• [DO THIS]
Locate every line in the material below that has the word "point". Copy each of those lines.

• [EXERCISE DATA]
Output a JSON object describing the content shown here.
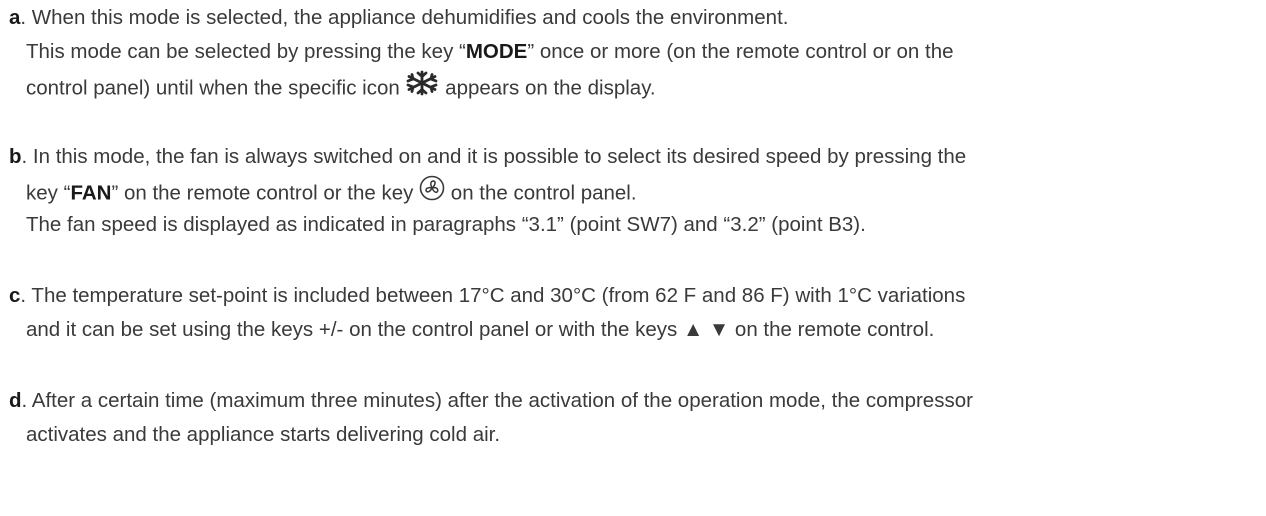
{
  "items": {
    "a": {
      "letter": "a",
      "line1": ". When this mode is selected, the appliance dehumidifies and cools the environment.",
      "line2_pre": "This mode can be selected by pressing the key “",
      "line2_key": "MODE",
      "line2_post": "” once or more (on the remote control or on the",
      "line3_pre": "control panel) until when the specific icon ",
      "line3_post": " appears on the display."
    },
    "b": {
      "letter": "b",
      "line1": ". In this mode, the fan is always  switched on and it is possible to select its desired speed by pressing the",
      "line2_pre": "key “",
      "line2_key": "FAN",
      "line2_mid": "” on the remote control or the key ",
      "line2_post": " on the control panel.",
      "line3": "The fan speed is displayed as indicated in paragraphs “3.1” (point SW7) and “3.2” (point B3)."
    },
    "c": {
      "letter": "c",
      "line1": ". The temperature set-point is included between 17°C and 30°C (from 62 F and 86 F) with 1°C variations",
      "line2": "and it can be set using the keys +/- on the control panel or with the keys ▲ ▼ on the remote control."
    },
    "d": {
      "letter": "d",
      "line1": ". After a certain time (maximum three minutes) after the activation of the operation mode, the compressor",
      "line2": "activates and the appliance starts delivering cold air."
    }
  },
  "icons": {
    "cool_mode": "snowflake-icon",
    "fan_key": "fan-icon"
  }
}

• [THE OUTPUT]
      "line3": "The fan speed is displayed as indicated in paragraphs “3.1” (point SW7) and “3.2” (point B3)."
      "line1": ". The temperature set-point is included between 17°C and 30°C (from 62 F and 86 F) with 1°C variations",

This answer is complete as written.